Transcribe the records in full, keeping every character as it is.

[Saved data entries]
* Start *

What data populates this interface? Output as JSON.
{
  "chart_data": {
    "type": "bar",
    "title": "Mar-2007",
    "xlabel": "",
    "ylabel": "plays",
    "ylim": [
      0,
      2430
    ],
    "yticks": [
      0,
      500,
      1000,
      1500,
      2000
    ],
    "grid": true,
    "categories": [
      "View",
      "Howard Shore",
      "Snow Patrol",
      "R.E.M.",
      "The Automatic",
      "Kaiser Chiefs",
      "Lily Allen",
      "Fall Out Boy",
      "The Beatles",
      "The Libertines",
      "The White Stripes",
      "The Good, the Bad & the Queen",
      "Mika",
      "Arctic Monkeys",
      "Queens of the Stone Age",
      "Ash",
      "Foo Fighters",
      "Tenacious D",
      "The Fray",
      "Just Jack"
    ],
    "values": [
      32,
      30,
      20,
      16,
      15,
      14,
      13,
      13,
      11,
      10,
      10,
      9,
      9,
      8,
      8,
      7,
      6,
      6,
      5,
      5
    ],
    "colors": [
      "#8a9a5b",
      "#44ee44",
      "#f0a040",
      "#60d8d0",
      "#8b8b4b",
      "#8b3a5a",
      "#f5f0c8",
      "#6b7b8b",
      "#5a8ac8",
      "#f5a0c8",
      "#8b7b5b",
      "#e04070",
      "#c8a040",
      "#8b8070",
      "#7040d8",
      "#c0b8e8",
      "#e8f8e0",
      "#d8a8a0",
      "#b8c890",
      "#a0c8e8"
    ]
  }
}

* End *

→ **FINISHED TASK**
What data populates this interface? Output as JSON.
{
  "chart_data": {
    "type": "bar",
    "title": "Mar-2007",
    "xlabel": "",
    "ylabel": "plays",
    "ylim": [
      0,
      2430
    ],
    "yticks": [
      0,
      500,
      1000,
      1500,
      2000
    ],
    "grid": true,
    "categories": [
      "View",
      "Howard Shore",
      "Snow Patrol",
      "R.E.M.",
      "The Automatic",
      "Kaiser Chiefs",
      "Lily Allen",
      "Fall Out Boy",
      "The Beatles",
      "The Libertines",
      "The White Stripes",
      "The Good, the Bad & the Queen",
      "Mika",
      "Arctic Monkeys",
      "Queens of the Stone Age",
      "Ash",
      "Foo Fighters",
      "Tenacious D",
      "The Fray",
      "Just Jack"
    ],
    "values": [
      32,
      30,
      20,
      16,
      15,
      14,
      13,
      13,
      11,
      10,
      10,
      9,
      9,
      8,
      8,
      7,
      6,
      6,
      5,
      5
    ],
    "colors": [
      "#8a9a5b",
      "#44ee44",
      "#f0a040",
      "#60d8d0",
      "#8b8b4b",
      "#8b3a5a",
      "#f5f0c8",
      "#6b7b8b",
      "#5a8ac8",
      "#f5a0c8",
      "#8b7b5b",
      "#e04070",
      "#c8a040",
      "#8b8070",
      "#7040d8",
      "#c0b8e8",
      "#e8f8e0",
      "#d8a8a0",
      "#b8c890",
      "#a0c8e8"
    ]
  }
}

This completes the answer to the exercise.